Exercise goal:
Could you repeat, word for word, every line from the one containing "Give me the" through the final line of the records below, and nothing else?

Entries shown:
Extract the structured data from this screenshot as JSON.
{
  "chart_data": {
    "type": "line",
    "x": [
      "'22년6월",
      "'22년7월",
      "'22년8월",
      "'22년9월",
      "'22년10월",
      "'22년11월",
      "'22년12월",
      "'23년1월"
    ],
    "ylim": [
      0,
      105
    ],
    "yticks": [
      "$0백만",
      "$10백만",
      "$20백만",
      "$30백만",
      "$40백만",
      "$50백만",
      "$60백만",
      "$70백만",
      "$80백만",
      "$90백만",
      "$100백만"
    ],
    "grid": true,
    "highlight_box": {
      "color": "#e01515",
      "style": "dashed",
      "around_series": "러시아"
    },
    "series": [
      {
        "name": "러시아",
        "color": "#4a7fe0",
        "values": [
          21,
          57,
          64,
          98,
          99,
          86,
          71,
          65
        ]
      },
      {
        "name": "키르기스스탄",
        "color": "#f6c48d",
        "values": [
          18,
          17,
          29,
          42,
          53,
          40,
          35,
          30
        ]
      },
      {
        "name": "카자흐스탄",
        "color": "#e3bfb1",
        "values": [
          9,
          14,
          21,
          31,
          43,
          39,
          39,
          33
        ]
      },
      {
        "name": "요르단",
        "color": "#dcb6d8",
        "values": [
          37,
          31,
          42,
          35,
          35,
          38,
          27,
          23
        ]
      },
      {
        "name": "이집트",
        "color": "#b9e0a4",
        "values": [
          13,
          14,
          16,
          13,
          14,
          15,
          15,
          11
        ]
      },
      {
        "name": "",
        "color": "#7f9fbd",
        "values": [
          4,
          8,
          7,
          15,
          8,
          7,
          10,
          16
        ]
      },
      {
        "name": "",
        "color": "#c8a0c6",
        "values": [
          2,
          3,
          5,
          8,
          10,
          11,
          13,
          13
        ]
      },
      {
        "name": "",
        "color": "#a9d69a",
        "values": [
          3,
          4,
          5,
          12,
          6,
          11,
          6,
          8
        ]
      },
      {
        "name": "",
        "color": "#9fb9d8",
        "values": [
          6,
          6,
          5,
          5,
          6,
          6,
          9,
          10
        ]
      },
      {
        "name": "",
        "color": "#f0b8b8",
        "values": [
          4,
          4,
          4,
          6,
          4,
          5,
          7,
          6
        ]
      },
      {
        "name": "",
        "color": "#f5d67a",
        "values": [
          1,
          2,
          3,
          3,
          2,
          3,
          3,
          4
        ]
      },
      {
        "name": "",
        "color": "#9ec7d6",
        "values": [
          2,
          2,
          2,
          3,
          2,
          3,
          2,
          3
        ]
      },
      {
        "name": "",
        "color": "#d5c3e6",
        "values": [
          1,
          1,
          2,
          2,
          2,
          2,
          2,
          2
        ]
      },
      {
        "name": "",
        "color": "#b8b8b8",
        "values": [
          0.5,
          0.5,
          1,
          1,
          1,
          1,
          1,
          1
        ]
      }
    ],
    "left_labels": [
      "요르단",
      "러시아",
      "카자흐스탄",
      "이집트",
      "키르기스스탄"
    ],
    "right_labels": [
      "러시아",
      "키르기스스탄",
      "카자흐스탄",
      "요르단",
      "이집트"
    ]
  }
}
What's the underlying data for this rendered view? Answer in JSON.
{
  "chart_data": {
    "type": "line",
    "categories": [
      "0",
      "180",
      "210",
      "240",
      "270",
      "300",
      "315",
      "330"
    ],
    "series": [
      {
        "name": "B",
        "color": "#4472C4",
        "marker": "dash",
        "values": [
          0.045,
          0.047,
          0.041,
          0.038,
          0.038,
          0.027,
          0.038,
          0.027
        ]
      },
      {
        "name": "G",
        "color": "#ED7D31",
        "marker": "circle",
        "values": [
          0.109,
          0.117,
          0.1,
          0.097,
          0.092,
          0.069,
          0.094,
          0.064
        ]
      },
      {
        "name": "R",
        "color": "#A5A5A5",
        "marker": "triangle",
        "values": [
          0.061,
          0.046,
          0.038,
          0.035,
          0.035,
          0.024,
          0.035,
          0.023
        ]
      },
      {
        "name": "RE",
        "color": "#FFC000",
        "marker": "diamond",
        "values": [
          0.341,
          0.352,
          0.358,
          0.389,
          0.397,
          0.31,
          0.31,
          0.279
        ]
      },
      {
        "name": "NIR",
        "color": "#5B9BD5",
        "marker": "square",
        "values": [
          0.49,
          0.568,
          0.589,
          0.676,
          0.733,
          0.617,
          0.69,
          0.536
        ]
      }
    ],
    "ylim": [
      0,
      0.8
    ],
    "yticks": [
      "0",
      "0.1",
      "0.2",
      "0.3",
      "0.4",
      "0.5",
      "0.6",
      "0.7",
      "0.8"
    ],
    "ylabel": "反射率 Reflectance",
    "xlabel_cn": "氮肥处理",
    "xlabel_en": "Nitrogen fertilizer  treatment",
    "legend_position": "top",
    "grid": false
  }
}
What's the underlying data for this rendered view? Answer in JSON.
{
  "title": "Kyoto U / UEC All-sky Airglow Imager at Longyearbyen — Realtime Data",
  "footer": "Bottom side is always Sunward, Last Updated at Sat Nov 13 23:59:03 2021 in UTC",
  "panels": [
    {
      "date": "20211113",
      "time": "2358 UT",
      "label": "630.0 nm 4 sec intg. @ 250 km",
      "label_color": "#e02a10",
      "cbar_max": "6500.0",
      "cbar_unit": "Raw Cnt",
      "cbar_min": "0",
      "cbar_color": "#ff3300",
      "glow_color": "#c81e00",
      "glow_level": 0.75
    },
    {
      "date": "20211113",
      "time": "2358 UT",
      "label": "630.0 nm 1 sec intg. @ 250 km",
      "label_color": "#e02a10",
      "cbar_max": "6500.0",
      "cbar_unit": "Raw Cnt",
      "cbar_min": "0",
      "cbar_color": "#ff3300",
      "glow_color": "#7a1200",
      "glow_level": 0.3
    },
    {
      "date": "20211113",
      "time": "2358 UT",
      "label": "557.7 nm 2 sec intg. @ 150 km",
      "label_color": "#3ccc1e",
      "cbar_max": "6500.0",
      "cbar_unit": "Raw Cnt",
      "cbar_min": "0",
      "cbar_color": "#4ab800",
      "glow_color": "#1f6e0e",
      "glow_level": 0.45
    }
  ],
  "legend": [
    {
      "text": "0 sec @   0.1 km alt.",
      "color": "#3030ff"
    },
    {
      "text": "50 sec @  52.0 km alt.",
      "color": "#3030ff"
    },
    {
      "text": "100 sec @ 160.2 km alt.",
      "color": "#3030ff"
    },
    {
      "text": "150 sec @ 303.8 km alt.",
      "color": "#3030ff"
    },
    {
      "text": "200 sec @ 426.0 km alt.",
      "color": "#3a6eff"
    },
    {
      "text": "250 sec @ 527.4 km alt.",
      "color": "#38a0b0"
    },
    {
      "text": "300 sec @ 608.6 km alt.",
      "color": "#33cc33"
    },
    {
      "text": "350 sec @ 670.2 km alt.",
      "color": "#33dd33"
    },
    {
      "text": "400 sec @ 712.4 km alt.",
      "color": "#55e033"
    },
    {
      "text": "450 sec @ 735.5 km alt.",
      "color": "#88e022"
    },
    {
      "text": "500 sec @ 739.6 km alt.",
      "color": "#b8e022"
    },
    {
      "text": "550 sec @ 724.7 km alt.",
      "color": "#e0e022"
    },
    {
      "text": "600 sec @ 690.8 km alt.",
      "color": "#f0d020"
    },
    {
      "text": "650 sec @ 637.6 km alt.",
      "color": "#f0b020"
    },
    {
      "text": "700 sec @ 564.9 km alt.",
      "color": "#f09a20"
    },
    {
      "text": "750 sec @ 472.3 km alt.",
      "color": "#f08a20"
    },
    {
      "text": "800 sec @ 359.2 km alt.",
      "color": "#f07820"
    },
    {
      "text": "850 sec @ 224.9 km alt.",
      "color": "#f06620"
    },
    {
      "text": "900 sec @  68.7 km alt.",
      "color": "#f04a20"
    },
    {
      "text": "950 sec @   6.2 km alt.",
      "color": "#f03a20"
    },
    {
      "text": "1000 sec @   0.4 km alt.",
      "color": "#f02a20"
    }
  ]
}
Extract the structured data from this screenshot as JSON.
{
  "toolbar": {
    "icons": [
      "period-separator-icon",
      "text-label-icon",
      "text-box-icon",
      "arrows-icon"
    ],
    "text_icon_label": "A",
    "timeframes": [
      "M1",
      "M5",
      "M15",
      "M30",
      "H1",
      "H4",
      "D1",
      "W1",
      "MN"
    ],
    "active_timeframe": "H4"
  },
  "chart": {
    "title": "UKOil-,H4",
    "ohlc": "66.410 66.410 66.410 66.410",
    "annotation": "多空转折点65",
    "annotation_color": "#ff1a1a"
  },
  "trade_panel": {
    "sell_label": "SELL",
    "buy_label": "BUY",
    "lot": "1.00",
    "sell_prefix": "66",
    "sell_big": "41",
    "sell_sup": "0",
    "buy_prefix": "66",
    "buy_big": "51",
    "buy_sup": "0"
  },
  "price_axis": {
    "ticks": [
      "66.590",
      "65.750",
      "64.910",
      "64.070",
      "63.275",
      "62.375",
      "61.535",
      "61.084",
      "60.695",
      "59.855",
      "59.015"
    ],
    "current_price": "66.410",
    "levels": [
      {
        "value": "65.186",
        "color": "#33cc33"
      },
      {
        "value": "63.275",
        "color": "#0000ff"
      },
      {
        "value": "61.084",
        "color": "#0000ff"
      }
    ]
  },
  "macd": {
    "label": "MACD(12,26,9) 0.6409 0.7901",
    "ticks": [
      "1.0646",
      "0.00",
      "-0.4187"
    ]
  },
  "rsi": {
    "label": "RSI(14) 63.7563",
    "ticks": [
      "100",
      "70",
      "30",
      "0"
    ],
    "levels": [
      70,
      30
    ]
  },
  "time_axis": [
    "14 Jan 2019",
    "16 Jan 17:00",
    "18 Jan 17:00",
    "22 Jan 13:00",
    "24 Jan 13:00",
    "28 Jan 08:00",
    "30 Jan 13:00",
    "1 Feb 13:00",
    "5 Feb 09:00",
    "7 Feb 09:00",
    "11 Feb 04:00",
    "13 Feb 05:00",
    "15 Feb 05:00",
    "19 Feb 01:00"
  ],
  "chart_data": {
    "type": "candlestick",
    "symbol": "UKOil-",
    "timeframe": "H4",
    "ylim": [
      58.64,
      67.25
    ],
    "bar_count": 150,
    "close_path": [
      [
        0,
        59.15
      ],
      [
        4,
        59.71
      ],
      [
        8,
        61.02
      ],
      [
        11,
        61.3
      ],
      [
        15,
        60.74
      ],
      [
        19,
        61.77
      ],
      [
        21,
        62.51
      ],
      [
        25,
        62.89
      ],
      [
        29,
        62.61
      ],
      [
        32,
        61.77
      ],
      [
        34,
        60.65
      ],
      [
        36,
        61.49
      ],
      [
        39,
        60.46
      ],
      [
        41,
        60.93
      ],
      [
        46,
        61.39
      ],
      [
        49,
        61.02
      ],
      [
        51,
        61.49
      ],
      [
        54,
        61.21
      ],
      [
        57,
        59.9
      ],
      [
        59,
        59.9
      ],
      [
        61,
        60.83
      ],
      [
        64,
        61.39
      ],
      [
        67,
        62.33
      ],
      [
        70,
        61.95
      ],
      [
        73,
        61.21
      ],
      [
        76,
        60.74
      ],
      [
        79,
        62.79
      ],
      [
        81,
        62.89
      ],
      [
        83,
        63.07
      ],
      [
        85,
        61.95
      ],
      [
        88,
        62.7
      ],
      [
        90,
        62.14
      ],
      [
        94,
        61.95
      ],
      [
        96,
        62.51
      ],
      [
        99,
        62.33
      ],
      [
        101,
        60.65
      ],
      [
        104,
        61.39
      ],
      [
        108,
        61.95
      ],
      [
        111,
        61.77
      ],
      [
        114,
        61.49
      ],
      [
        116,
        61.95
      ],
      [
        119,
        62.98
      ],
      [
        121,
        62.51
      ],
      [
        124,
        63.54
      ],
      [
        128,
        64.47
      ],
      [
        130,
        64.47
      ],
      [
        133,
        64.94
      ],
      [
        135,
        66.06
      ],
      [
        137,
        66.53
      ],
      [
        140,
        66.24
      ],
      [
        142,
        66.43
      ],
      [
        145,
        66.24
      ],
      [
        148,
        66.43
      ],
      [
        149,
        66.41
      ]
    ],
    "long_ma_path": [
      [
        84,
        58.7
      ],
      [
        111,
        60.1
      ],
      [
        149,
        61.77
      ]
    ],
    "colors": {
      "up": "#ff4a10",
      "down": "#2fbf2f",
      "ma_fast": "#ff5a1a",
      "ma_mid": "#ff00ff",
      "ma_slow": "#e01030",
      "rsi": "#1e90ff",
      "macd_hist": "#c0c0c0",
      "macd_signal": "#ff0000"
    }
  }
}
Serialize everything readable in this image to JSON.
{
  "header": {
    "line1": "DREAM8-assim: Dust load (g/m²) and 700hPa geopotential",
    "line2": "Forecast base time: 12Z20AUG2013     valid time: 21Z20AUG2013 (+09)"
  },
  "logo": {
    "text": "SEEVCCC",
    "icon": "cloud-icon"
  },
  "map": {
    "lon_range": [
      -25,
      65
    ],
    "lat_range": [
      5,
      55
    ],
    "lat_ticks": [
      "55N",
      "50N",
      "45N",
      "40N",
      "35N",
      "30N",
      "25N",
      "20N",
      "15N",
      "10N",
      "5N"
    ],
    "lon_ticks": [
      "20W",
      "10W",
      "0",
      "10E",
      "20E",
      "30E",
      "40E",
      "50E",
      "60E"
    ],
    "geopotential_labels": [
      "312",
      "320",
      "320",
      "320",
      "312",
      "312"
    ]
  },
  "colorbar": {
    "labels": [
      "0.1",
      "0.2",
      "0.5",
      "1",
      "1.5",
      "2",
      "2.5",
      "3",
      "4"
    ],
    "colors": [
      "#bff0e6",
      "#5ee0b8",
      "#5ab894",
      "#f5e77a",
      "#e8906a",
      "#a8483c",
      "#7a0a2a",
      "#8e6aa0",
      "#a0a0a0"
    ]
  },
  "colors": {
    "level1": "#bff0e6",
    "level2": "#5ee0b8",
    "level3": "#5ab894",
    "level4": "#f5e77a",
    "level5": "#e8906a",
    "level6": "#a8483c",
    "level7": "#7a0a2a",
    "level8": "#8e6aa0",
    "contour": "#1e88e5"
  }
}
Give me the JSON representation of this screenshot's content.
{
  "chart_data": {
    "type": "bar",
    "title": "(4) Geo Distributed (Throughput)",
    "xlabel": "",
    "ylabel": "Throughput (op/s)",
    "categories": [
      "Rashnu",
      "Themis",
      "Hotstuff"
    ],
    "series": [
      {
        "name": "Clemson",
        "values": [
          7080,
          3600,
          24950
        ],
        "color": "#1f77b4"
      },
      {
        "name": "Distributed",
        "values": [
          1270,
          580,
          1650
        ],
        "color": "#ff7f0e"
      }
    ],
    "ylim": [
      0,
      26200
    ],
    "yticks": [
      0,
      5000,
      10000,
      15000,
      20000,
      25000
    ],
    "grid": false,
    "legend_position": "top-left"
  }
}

Expected answer:
Give me the JSON representation of this screenshot's content.
{
  "chart_data": {
    "type": "bar",
    "title": "(4) Geo Distributed (Throughput)",
    "xlabel": "",
    "ylabel": "Throughput (op/s)",
    "categories": [
      "Rashnu",
      "Themis",
      "Hotstuff"
    ],
    "series": [
      {
        "name": "Clemson",
        "values": [
          7080,
          3600,
          24950
        ],
        "color": "#1f77b4"
      },
      {
        "name": "Distributed",
        "values": [
          1270,
          580,
          1650
        ],
        "color": "#ff7f0e"
      }
    ],
    "ylim": [
      0,
      26200
    ],
    "yticks": [
      0,
      5000,
      10000,
      15000,
      20000,
      25000
    ],
    "grid": false,
    "legend_position": "top-left"
  }
}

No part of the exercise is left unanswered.